Task to complete -> Collect every line in the entries below that contains the word "window", and copy each one in full.

Source records ->
## start

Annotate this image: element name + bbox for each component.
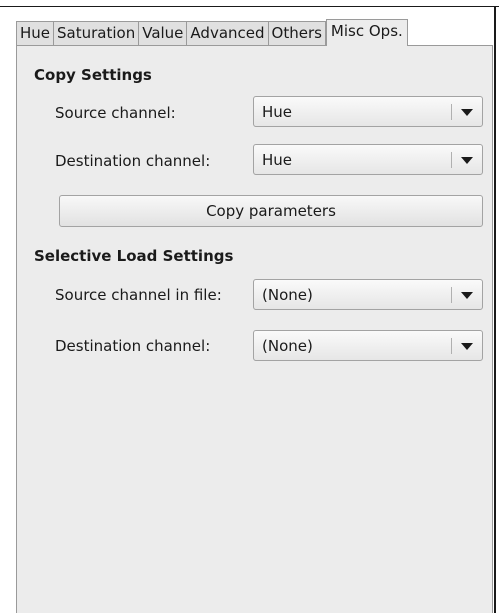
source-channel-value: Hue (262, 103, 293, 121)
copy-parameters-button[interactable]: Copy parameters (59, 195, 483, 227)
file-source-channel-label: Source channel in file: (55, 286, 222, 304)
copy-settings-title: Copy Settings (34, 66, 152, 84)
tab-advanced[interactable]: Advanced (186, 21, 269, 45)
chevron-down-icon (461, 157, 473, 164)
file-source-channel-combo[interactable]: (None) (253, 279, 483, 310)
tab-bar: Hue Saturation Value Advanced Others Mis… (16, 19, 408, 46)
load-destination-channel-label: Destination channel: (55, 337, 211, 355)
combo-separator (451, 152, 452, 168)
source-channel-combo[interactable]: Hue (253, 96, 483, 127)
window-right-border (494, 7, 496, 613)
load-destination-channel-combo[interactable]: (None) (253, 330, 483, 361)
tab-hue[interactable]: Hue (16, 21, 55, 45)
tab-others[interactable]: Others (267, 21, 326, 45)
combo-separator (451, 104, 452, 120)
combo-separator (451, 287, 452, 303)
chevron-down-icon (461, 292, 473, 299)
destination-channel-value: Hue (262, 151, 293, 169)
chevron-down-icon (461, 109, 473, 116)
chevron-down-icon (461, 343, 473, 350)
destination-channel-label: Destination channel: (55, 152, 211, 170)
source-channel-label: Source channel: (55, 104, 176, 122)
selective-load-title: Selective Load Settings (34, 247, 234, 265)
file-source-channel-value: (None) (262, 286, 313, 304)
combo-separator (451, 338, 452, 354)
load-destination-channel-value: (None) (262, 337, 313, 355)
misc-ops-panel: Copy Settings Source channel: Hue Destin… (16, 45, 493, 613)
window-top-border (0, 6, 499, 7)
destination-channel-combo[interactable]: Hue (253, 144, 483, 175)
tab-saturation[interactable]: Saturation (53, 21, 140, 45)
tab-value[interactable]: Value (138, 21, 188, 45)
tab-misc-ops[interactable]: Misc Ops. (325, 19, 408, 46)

## end

Exercise response ->
window-right-border (494, 7, 496, 613)
window-top-border (0, 6, 499, 7)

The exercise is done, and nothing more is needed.